[Some records]
:::

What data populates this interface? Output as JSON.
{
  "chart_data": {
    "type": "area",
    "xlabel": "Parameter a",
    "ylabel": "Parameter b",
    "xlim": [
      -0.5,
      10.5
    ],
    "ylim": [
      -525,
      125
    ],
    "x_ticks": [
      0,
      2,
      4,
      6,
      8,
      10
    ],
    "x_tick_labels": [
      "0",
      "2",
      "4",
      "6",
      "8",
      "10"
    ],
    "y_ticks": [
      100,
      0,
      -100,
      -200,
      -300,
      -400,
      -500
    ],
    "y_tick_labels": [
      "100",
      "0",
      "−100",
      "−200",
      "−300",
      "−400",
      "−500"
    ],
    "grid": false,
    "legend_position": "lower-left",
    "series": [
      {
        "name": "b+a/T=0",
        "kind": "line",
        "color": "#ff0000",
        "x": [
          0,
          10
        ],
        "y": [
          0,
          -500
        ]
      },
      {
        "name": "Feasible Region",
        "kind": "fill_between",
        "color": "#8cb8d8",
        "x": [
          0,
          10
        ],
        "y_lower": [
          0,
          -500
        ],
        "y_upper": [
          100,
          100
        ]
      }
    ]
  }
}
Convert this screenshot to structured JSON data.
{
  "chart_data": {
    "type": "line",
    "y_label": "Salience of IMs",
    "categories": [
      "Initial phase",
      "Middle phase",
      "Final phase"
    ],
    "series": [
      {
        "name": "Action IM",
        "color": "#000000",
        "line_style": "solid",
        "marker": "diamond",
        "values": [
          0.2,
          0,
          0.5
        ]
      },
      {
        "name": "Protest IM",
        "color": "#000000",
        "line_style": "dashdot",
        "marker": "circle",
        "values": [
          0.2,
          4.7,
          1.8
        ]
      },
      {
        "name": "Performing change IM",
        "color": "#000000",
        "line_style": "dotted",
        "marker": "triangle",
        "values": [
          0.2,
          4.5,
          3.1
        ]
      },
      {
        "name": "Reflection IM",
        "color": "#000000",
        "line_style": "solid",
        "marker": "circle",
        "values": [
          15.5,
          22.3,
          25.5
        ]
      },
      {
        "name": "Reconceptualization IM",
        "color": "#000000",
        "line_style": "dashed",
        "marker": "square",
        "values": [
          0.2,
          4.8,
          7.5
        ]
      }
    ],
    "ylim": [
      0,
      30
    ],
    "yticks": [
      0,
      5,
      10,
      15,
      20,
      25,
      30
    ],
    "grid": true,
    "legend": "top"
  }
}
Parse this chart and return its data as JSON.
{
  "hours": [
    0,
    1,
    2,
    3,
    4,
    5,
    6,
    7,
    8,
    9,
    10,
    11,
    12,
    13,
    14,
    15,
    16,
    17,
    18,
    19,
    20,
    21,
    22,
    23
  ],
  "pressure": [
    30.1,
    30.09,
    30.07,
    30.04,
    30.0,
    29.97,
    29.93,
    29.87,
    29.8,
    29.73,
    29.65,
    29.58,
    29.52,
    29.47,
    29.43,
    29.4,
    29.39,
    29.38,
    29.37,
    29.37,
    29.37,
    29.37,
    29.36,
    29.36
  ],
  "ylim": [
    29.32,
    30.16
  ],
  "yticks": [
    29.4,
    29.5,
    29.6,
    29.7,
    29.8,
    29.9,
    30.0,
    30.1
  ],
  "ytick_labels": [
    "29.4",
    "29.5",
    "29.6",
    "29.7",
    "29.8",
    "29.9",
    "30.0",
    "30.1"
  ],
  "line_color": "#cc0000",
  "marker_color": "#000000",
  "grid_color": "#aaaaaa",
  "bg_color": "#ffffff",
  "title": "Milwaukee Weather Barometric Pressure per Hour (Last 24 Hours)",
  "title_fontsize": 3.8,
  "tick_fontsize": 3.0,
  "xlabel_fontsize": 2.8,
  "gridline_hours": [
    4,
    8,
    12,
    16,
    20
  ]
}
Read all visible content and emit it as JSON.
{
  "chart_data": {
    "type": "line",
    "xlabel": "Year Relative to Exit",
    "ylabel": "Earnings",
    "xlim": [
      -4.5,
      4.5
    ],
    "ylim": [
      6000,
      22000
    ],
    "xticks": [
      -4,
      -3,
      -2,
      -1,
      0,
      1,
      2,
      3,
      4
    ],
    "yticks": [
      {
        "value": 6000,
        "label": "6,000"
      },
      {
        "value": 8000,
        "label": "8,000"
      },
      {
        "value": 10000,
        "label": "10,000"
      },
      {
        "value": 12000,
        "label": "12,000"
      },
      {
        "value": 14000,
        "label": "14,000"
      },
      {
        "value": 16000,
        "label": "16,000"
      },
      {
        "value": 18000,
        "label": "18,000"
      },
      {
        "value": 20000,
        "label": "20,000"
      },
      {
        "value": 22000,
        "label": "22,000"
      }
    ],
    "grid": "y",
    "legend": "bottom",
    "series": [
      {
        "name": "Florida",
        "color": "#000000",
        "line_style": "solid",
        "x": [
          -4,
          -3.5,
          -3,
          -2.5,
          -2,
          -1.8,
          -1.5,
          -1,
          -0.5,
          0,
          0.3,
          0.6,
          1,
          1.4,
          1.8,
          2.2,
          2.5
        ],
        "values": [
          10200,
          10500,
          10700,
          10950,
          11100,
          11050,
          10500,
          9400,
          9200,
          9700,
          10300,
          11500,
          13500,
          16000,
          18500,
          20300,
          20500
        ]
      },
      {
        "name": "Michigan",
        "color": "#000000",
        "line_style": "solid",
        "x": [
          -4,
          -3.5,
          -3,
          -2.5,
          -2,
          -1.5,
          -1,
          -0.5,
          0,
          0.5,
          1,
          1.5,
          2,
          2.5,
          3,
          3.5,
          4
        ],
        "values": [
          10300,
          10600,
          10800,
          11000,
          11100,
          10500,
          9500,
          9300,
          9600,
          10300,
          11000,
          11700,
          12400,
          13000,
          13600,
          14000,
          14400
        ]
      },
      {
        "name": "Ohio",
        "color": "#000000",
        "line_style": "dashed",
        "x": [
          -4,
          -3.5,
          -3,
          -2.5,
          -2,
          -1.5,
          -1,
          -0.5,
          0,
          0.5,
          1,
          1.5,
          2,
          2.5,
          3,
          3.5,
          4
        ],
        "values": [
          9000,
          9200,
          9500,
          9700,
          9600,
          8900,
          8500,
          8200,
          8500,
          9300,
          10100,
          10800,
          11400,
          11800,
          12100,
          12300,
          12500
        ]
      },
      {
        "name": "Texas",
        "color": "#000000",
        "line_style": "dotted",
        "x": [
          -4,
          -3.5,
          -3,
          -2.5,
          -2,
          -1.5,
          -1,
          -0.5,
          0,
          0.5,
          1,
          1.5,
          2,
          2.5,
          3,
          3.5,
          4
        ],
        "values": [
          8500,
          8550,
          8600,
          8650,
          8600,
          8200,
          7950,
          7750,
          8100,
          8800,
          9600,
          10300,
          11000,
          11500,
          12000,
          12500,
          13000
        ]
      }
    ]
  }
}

:::

■ **Your instructions**
Reproduce all the records precisely.

■ **In response**
What data populates this interface? Output as JSON.
{
  "chart_data": {
    "type": "area",
    "xlabel": "Parameter a",
    "ylabel": "Parameter b",
    "xlim": [
      -0.5,
      10.5
    ],
    "ylim": [
      -525,
      125
    ],
    "x_ticks": [
      0,
      2,
      4,
      6,
      8,
      10
    ],
    "x_tick_labels": [
      "0",
      "2",
      "4",
      "6",
      "8",
      "10"
    ],
    "y_ticks": [
      100,
      0,
      -100,
      -200,
      -300,
      -400,
      -500
    ],
    "y_tick_labels": [
      "100",
      "0",
      "−100",
      "−200",
      "−300",
      "−400",
      "−500"
    ],
    "grid": false,
    "legend_position": "lower-left",
    "series": [
      {
        "name": "b+a/T=0",
        "kind": "line",
        "color": "#ff0000",
        "x": [
          0,
          10
        ],
        "y": [
          0,
          -500
        ]
      },
      {
        "name": "Feasible Region",
        "kind": "fill_between",
        "color": "#8cb8d8",
        "x": [
          0,
          10
        ],
        "y_lower": [
          0,
          -500
        ],
        "y_upper": [
          100,
          100
        ]
      }
    ]
  }
}
Convert this screenshot to structured JSON data.
{
  "chart_data": {
    "type": "line",
    "y_label": "Salience of IMs",
    "categories": [
      "Initial phase",
      "Middle phase",
      "Final phase"
    ],
    "series": [
      {
        "name": "Action IM",
        "color": "#000000",
        "line_style": "solid",
        "marker": "diamond",
        "values": [
          0.2,
          0,
          0.5
        ]
      },
      {
        "name": "Protest IM",
        "color": "#000000",
        "line_style": "dashdot",
        "marker": "circle",
        "values": [
          0.2,
          4.7,
          1.8
        ]
      },
      {
        "name": "Performing change IM",
        "color": "#000000",
        "line_style": "dotted",
        "marker": "triangle",
        "values": [
          0.2,
          4.5,
          3.1
        ]
      },
      {
        "name": "Reflection IM",
        "color": "#000000",
        "line_style": "solid",
        "marker": "circle",
        "values": [
          15.5,
          22.3,
          25.5
        ]
      },
      {
        "name": "Reconceptualization IM",
        "color": "#000000",
        "line_style": "dashed",
        "marker": "square",
        "values": [
          0.2,
          4.8,
          7.5
        ]
      }
    ],
    "ylim": [
      0,
      30
    ],
    "yticks": [
      0,
      5,
      10,
      15,
      20,
      25,
      30
    ],
    "grid": true,
    "legend": "top"
  }
}
Parse this chart and return its data as JSON.
{
  "hours": [
    0,
    1,
    2,
    3,
    4,
    5,
    6,
    7,
    8,
    9,
    10,
    11,
    12,
    13,
    14,
    15,
    16,
    17,
    18,
    19,
    20,
    21,
    22,
    23
  ],
  "pressure": [
    30.1,
    30.09,
    30.07,
    30.04,
    30.0,
    29.97,
    29.93,
    29.87,
    29.8,
    29.73,
    29.65,
    29.58,
    29.52,
    29.47,
    29.43,
    29.4,
    29.39,
    29.38,
    29.37,
    29.37,
    29.37,
    29.37,
    29.36,
    29.36
  ],
  "ylim": [
    29.32,
    30.16
  ],
  "yticks": [
    29.4,
    29.5,
    29.6,
    29.7,
    29.8,
    29.9,
    30.0,
    30.1
  ],
  "ytick_labels": [
    "29.4",
    "29.5",
    "29.6",
    "29.7",
    "29.8",
    "29.9",
    "30.0",
    "30.1"
  ],
  "line_color": "#cc0000",
  "marker_color": "#000000",
  "grid_color": "#aaaaaa",
  "bg_color": "#ffffff",
  "title": "Milwaukee Weather Barometric Pressure per Hour (Last 24 Hours)",
  "title_fontsize": 3.8,
  "tick_fontsize": 3.0,
  "xlabel_fontsize": 2.8,
  "gridline_hours": [
    4,
    8,
    12,
    16,
    20
  ]
}
Read all visible content and emit it as JSON.
{
  "chart_data": {
    "type": "line",
    "xlabel": "Year Relative to Exit",
    "ylabel": "Earnings",
    "xlim": [
      -4.5,
      4.5
    ],
    "ylim": [
      6000,
      22000
    ],
    "xticks": [
      -4,
      -3,
      -2,
      -1,
      0,
      1,
      2,
      3,
      4
    ],
    "yticks": [
      {
        "value": 6000,
        "label": "6,000"
      },
      {
        "value": 8000,
        "label": "8,000"
      },
      {
        "value": 10000,
        "label": "10,000"
      },
      {
        "value": 12000,
        "label": "12,000"
      },
      {
        "value": 14000,
        "label": "14,000"
      },
      {
        "value": 16000,
        "label": "16,000"
      },
      {
        "value": 18000,
        "label": "18,000"
      },
      {
        "value": 20000,
        "label": "20,000"
      },
      {
        "value": 22000,
        "label": "22,000"
      }
    ],
    "grid": "y",
    "legend": "bottom",
    "series": [
      {
        "name": "Florida",
        "color": "#000000",
        "line_style": "solid",
        "x": [
          -4,
          -3.5,
          -3,
          -2.5,
          -2,
          -1.8,
          -1.5,
          -1,
          -0.5,
          0,
          0.3,
          0.6,
          1,
          1.4,
          1.8,
          2.2,
          2.5
        ],
        "values": [
          10200,
          10500,
          10700,
          10950,
          11100,
          11050,
          10500,
          9400,
          9200,
          9700,
          10300,
          11500,
          13500,
          16000,
          18500,
          20300,
          20500
        ]
      },
      {
        "name": "Michigan",
        "color": "#000000",
        "line_style": "solid",
        "x": [
          -4,
          -3.5,
          -3,
          -2.5,
          -2,
          -1.5,
          -1,
          -0.5,
          0,
          0.5,
          1,
          1.5,
          2,
          2.5,
          3,
          3.5,
          4
        ],
        "values": [
          10300,
          10600,
          10800,
          11000,
          11100,
          10500,
          9500,
          9300,
          9600,
          10300,
          11000,
          11700,
          12400,
          13000,
          13600,
          14000,
          14400
        ]
      },
      {
        "name": "Ohio",
        "color": "#000000",
        "line_style": "dashed",
        "x": [
          -4,
          -3.5,
          -3,
          -2.5,
          -2,
          -1.5,
          -1,
          -0.5,
          0,
          0.5,
          1,
          1.5,
          2,
          2.5,
          3,
          3.5,
          4
        ],
        "values": [
          9000,
          9200,
          9500,
          9700,
          9600,
          8900,
          8500,
          8200,
          8500,
          9300,
          10100,
          10800,
          11400,
          11800,
          12100,
          12300,
          12500
        ]
      },
      {
        "name": "Texas",
        "color": "#000000",
        "line_style": "dotted",
        "x": [
          -4,
          -3.5,
          -3,
          -2.5,
          -2,
          -1.5,
          -1,
          -0.5,
          0,
          0.5,
          1,
          1.5,
          2,
          2.5,
          3,
          3.5,
          4
        ],
        "values": [
          8500,
          8550,
          8600,
          8650,
          8600,
          8200,
          7950,
          7750,
          8100,
          8800,
          9600,
          10300,
          11000,
          11500,
          12000,
          12500,
          13000
        ]
      }
    ]
  }
}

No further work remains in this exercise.